What is asked:
Please reproduce the lines below word for word, starting at the first line and ending at the line that contains "Find all labels, buttons, inputs, and", with both of those lines included.

Supplied entries:
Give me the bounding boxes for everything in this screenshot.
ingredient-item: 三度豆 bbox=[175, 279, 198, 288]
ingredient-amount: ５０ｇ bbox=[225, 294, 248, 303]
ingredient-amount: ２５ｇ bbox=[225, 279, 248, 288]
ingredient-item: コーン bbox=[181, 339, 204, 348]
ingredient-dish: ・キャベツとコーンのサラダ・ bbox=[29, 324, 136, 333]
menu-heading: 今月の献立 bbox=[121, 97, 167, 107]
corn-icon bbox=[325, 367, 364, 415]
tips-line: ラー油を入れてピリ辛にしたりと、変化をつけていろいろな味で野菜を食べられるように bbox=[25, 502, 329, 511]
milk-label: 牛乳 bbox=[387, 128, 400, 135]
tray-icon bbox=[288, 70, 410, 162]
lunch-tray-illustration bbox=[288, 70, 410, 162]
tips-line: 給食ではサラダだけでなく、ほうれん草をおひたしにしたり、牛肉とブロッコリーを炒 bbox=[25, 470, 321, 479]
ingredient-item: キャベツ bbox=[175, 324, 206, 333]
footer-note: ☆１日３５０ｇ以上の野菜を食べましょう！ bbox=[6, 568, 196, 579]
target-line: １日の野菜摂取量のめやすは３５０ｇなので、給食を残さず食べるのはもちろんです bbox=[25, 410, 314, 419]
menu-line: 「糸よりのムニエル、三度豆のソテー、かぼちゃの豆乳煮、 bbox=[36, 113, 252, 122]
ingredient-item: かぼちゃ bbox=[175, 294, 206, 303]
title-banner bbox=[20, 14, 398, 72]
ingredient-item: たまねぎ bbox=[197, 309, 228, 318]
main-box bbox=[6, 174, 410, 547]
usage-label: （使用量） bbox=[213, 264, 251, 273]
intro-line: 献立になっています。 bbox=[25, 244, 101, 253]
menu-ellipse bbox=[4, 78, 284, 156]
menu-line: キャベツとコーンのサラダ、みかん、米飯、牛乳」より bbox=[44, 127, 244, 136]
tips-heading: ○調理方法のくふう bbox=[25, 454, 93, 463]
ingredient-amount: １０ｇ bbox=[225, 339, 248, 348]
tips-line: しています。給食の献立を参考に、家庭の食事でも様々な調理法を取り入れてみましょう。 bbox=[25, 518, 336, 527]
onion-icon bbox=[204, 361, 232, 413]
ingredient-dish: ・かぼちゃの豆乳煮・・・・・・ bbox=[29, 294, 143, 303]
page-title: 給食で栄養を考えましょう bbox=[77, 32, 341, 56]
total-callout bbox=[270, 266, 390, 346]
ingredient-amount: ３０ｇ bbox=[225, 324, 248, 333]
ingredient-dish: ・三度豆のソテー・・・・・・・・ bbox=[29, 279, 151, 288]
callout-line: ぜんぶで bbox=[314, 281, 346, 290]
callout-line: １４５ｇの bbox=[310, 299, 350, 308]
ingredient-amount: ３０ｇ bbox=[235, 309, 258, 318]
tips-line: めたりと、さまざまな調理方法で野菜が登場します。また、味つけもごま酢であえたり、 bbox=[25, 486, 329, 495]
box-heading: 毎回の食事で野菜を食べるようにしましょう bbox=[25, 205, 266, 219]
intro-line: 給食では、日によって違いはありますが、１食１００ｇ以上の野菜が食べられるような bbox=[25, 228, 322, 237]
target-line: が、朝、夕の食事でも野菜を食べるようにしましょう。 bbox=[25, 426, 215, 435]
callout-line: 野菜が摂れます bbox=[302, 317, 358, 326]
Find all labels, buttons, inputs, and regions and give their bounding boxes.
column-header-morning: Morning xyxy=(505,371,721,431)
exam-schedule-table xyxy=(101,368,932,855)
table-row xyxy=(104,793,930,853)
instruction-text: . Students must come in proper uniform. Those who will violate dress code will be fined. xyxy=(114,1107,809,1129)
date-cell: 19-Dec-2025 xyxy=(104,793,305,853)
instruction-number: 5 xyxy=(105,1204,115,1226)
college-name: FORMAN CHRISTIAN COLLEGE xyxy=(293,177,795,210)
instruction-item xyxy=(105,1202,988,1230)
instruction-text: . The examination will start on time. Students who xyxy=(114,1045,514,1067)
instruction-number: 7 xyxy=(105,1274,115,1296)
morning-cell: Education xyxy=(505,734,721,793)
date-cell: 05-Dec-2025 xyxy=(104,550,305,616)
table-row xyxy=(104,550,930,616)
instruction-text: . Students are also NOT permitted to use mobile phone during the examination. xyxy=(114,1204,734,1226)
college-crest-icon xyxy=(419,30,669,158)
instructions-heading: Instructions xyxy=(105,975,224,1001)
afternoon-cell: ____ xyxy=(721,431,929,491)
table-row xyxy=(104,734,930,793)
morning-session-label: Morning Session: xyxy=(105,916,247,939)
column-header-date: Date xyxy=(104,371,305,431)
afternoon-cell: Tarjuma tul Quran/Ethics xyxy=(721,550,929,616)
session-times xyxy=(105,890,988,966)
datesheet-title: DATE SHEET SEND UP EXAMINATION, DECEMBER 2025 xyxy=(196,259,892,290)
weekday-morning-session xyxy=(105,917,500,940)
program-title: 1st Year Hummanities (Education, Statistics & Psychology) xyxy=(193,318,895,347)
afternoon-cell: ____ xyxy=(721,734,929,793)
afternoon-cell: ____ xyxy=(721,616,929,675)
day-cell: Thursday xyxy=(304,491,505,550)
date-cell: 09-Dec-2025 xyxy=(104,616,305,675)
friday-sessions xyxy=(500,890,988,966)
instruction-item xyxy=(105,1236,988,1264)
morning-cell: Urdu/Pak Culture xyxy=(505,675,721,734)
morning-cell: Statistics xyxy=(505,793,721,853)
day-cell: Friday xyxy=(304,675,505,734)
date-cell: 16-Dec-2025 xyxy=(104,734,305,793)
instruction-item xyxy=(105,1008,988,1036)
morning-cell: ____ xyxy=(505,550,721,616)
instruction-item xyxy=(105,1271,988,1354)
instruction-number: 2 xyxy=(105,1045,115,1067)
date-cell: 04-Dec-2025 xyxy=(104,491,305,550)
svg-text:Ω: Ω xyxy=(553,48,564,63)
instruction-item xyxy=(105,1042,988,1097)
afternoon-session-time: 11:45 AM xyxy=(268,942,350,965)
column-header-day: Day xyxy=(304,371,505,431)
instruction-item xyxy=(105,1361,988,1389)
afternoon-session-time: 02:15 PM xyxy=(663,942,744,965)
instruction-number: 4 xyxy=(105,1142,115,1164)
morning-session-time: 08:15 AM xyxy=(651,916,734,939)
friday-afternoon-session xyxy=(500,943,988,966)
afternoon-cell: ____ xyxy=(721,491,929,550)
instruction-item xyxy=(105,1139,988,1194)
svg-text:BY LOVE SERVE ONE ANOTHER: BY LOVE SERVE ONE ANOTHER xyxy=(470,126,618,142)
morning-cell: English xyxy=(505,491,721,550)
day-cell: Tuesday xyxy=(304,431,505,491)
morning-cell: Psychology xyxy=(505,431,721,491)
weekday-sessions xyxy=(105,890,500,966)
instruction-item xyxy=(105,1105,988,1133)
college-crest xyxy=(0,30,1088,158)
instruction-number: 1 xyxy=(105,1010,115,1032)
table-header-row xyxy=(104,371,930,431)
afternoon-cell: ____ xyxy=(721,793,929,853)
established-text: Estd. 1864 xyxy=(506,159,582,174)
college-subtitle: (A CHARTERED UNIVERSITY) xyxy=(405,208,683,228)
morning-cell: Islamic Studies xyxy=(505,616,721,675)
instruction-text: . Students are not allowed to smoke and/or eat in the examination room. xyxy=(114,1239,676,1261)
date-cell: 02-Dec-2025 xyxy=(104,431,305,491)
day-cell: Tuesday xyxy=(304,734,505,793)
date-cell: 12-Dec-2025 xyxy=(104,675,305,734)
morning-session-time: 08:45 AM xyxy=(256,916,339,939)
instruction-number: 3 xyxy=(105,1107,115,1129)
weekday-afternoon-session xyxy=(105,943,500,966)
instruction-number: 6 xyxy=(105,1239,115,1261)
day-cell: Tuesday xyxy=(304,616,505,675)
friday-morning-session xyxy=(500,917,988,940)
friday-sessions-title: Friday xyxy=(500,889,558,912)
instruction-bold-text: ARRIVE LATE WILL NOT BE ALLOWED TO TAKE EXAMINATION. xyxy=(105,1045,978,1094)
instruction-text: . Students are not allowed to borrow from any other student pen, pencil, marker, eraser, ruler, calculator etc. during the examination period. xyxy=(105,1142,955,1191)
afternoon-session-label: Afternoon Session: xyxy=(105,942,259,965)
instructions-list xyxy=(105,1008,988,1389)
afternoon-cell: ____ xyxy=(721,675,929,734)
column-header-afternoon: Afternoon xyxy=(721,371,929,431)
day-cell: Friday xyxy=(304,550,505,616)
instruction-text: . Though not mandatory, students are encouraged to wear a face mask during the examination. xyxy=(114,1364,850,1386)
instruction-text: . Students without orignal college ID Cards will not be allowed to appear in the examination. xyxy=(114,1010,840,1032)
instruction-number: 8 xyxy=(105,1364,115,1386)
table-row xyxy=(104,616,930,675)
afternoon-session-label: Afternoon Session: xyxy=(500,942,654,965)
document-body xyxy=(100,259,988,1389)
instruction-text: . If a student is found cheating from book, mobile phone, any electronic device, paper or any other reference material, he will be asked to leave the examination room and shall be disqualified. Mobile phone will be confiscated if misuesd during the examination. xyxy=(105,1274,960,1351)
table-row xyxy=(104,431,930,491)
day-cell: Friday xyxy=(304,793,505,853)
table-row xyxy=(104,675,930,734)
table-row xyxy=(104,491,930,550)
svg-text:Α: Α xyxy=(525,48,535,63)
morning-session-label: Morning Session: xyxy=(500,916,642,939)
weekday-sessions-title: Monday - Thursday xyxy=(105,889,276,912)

Written response:
Give me the bounding boxes for everything in this screenshot.
ingredient-item: 三度豆 bbox=[175, 279, 198, 288]
ingredient-amount: ５０ｇ bbox=[225, 294, 248, 303]
ingredient-amount: ２５ｇ bbox=[225, 279, 248, 288]
ingredient-item: コーン bbox=[181, 339, 204, 348]
ingredient-dish: ・キャベツとコーンのサラダ・ bbox=[29, 324, 136, 333]
menu-heading: 今月の献立 bbox=[121, 97, 167, 107]
corn-icon bbox=[325, 367, 364, 415]
tips-line: ラー油を入れてピリ辛にしたりと、変化をつけていろいろな味で野菜を食べられるように bbox=[25, 502, 329, 511]
milk-label: 牛乳 bbox=[387, 128, 400, 135]
tray-icon bbox=[288, 70, 410, 162]
lunch-tray-illustration bbox=[288, 70, 410, 162]
tips-line: 給食ではサラダだけでなく、ほうれん草をおひたしにしたり、牛肉とブロッコリーを炒 bbox=[25, 470, 321, 479]
ingredient-item: キャベツ bbox=[175, 324, 206, 333]
footer-note: ☆１日３５０ｇ以上の野菜を食べましょう！ bbox=[6, 568, 196, 579]
target-line: １日の野菜摂取量のめやすは３５０ｇなので、給食を残さず食べるのはもちろんです bbox=[25, 410, 314, 419]
menu-line: 「糸よりのムニエル、三度豆のソテー、かぼちゃの豆乳煮、 bbox=[36, 113, 252, 122]
ingredient-item: かぼちゃ bbox=[175, 294, 206, 303]
title-banner bbox=[20, 14, 398, 72]
ingredient-item: たまねぎ bbox=[197, 309, 228, 318]
main-box bbox=[6, 174, 410, 547]
usage-label: （使用量） bbox=[213, 264, 251, 273]
intro-line: 献立になっています。 bbox=[25, 244, 101, 253]
menu-ellipse bbox=[4, 78, 284, 156]
menu-line: キャベツとコーンのサラダ、みかん、米飯、牛乳」より bbox=[44, 127, 244, 136]
tips-heading: ○調理方法のくふう bbox=[25, 454, 93, 463]
ingredient-amount: １０ｇ bbox=[225, 339, 248, 348]
tips-line: しています。給食の献立を参考に、家庭の食事でも様々な調理法を取り入れてみましょう。 bbox=[25, 518, 336, 527]
onion-icon bbox=[204, 361, 232, 413]
ingredient-dish: ・かぼちゃの豆乳煮・・・・・・ bbox=[29, 294, 143, 303]
page-title: 給食で栄養を考えましょう bbox=[77, 32, 341, 56]
total-callout bbox=[270, 266, 390, 346]
ingredient-amount: ３０ｇ bbox=[225, 324, 248, 333]
ingredient-dish: ・三度豆のソテー・・・・・・・・ bbox=[29, 279, 151, 288]
callout-line: ぜんぶで bbox=[314, 281, 346, 290]
callout-line: １４５ｇの bbox=[310, 299, 350, 308]
ingredient-amount: ３０ｇ bbox=[235, 309, 258, 318]
tips-line: めたりと、さまざまな調理方法で野菜が登場します。また、味つけもごま酢であえたり、 bbox=[25, 486, 329, 495]
box-heading: 毎回の食事で野菜を食べるようにしましょう bbox=[25, 205, 266, 219]
intro-line: 給食では、日によって違いはありますが、１食１００ｇ以上の野菜が食べられるような bbox=[25, 228, 322, 237]
target-line: が、朝、夕の食事でも野菜を食べるようにしましょう。 bbox=[25, 426, 215, 435]
callout-line: 野菜が摂れます bbox=[302, 317, 358, 326]
Find all labels, buttons, inputs, and regions and give their bounding boxes.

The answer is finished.